• TEXT EXCERPT
** begin **
Masked men are marching up the street. Some cars slow down at the spectacle, but others zip away before the children in their back seats can see. It’s not exactly the sort of thing you want to run into on a sleepy Saturday afternoon in small town Albemarle.

Tiffany Dahle stands at the front of her business and watches the men swarm the sidewalks. She has her cell phone ready in her hand and stays close to the restaurant’s entrance. The men make it clear they are here for her. They are handing out flyers with her name on them to passers by. The people who take the flyers look confused, but most move away from the men all together.

The men are wearing gaiters, sunglasses, and hats to obscure their identity. “It’s just not normal to do that,” Tiffany later said about the face masks. “This is a friendly town, a family town. It’s like they were hiding, but trying to frighten us at the same time.” She wondered if she knew any of the men, under those masks. “Are they people who drop their kids off at school with me? Will I recognize them if I am in the grocery store checkout lane with them?” she wondered.
** end **
• PROVIDED DATA
** begin **
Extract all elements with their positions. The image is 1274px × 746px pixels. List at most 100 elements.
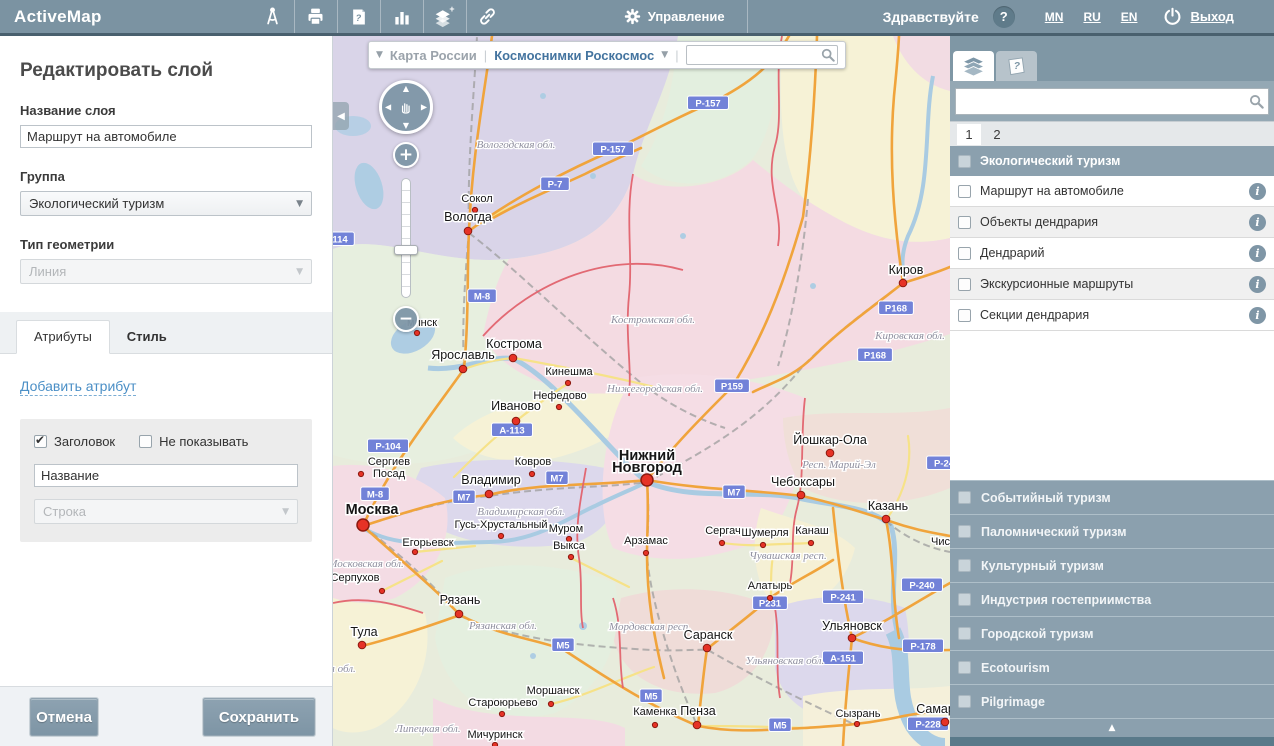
** end **
• YOUR TASK
Can you reproduce, word for word, the stretch of the passage about the masked men in Albemarle from "Masked men are" through "men all together."?

• ANSWER BELOW
Masked men are marching up the street. Some cars slow down at the spectacle, but others zip away before the children in their back seats can see. It’s not exactly the sort of thing you want to run into on a sleepy Saturday afternoon in small town Albemarle.

Tiffany Dahle stands at the front of her business and watches the men swarm the sidewalks. She has her cell phone ready in her hand and stays close to the restaurant’s entrance. The men make it clear they are here for her. They are handing out flyers with her name on them to passers by. The people who take the flyers look confused, but most move away from the men all together.